What is required: If a line of the data below holds the string "Sporting", copy it.

Transcribed document page entries:
────────────────────
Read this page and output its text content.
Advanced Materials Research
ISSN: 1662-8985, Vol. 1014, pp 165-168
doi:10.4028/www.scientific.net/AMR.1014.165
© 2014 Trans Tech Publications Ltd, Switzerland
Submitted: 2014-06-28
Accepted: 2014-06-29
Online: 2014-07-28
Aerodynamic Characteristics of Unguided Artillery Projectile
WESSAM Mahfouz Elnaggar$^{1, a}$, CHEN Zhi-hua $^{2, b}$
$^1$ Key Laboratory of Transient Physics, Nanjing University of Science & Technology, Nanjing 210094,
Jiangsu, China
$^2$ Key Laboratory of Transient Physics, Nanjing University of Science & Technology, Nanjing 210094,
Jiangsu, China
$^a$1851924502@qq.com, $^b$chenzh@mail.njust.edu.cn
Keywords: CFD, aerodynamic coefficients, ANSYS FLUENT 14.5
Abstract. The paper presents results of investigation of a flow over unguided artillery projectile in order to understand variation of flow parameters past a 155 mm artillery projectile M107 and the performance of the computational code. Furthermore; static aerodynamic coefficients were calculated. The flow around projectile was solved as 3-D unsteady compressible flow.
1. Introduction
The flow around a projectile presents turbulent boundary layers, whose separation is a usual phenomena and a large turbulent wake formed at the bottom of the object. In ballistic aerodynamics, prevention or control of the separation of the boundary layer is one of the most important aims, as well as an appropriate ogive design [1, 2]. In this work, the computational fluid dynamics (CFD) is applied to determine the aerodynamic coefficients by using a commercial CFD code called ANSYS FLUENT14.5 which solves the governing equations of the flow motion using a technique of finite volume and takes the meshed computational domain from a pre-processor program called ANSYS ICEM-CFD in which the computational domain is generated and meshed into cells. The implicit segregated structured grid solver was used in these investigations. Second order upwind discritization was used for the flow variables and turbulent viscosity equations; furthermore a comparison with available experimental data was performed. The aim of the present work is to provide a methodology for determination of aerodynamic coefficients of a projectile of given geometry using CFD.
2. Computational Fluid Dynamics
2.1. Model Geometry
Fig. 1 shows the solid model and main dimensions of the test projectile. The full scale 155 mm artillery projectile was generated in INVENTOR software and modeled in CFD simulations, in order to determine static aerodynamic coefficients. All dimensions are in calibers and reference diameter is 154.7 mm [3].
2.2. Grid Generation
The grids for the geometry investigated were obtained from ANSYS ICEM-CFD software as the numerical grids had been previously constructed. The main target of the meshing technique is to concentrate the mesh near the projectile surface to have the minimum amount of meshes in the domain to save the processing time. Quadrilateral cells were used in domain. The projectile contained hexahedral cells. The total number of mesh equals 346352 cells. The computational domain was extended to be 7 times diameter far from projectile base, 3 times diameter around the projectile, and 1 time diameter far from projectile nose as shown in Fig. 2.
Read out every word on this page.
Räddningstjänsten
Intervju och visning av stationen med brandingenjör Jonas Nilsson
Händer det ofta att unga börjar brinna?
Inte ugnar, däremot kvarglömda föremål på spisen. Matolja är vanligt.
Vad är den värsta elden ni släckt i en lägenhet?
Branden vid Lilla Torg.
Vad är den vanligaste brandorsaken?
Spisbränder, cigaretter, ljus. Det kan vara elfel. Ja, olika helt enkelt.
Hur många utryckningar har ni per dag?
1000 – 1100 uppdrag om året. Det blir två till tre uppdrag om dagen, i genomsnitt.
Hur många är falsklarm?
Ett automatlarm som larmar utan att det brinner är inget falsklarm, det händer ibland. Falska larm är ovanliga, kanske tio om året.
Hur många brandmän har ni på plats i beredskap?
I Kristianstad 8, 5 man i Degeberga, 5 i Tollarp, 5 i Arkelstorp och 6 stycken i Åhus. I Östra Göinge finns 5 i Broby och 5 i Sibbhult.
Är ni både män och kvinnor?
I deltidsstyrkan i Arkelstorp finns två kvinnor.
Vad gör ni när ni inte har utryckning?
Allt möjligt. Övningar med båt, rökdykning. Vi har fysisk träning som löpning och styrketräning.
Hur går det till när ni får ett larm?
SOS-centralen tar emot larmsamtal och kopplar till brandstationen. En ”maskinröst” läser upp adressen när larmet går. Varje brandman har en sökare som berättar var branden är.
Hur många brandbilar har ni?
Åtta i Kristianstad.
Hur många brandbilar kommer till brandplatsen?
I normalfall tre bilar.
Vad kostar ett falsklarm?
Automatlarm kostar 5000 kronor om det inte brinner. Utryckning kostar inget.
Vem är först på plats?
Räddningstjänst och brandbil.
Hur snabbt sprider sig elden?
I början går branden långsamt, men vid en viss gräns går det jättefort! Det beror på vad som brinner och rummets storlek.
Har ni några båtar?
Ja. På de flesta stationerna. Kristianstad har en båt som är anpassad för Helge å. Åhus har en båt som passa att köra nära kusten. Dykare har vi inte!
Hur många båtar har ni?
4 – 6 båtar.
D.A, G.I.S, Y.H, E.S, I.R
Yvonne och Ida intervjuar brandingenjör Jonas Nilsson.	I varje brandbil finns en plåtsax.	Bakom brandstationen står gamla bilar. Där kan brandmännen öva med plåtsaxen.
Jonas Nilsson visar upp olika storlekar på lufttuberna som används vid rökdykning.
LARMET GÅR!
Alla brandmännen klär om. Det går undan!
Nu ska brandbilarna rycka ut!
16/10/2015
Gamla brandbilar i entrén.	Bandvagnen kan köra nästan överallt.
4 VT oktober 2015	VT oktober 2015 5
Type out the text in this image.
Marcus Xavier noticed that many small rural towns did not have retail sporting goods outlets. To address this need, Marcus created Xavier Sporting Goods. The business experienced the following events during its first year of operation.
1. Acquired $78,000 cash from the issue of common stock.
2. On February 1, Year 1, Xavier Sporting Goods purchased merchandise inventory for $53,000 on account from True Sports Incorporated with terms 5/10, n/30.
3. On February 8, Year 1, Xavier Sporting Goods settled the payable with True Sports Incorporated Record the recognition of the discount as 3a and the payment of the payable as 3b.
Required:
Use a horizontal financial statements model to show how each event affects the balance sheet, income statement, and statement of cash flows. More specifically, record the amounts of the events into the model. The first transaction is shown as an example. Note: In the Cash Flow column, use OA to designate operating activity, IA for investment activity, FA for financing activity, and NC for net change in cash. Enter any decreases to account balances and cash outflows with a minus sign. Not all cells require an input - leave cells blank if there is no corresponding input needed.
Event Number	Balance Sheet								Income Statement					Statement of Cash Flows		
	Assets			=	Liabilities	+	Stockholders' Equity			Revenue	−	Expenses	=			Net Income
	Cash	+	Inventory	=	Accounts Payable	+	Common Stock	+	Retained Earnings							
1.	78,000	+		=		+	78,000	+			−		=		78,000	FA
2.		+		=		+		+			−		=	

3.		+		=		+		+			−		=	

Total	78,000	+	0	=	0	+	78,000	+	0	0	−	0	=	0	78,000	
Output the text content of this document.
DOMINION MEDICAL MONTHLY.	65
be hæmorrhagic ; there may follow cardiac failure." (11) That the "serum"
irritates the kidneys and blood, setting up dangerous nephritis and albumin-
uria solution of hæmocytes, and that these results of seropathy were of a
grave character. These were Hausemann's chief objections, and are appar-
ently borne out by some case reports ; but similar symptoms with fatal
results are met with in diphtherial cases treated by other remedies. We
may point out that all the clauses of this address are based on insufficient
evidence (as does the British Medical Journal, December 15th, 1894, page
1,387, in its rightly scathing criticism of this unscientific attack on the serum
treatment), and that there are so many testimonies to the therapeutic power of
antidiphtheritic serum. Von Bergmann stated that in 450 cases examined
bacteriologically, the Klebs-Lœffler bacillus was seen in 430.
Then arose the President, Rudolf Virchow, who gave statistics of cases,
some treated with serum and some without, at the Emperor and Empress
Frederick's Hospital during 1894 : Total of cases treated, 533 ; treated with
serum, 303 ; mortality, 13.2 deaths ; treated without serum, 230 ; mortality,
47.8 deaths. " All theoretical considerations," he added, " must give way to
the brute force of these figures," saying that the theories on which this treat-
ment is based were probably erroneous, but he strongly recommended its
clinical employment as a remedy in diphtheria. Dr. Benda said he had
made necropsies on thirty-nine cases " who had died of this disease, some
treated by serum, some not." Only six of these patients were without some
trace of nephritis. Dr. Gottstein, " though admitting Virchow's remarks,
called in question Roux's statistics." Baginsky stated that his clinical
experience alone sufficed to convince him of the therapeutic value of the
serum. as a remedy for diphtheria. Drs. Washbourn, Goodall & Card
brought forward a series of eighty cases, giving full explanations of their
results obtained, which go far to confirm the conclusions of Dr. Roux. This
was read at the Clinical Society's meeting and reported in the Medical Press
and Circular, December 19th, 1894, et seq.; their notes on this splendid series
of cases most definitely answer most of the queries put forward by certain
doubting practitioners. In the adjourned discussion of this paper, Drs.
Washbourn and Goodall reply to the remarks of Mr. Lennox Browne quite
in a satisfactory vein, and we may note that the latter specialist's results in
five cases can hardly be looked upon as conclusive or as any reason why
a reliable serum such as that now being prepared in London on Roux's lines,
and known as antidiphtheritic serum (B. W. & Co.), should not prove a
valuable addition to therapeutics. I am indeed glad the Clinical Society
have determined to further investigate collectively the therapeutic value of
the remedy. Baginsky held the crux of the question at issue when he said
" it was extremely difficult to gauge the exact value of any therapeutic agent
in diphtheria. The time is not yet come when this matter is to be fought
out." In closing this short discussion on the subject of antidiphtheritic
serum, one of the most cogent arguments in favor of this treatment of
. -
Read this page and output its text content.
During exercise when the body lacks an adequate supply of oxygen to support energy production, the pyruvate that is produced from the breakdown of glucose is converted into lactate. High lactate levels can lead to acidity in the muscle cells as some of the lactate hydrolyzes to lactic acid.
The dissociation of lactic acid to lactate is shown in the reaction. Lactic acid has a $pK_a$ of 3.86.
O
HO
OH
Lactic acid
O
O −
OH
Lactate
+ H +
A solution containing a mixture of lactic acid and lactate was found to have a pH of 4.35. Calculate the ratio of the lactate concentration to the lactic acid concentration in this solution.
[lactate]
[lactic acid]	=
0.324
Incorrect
────────────────────
Response to the exercise:
Marcus Xavier noticed that many small rural towns did not have retail sporting goods outlets. To address this need, Marcus created Xavier Sporting Goods. The business experienced the following events during its first year of operation.
2. On February 1, Year 1, Xavier Sporting Goods purchased merchandise inventory for $53,000 on account from True Sports Incorporated with terms 5/10, n/30.
3. On February 8, Year 1, Xavier Sporting Goods settled the payable with True Sports Incorporated Record the recognition of the discount as 3a and the payment of the payable as 3b.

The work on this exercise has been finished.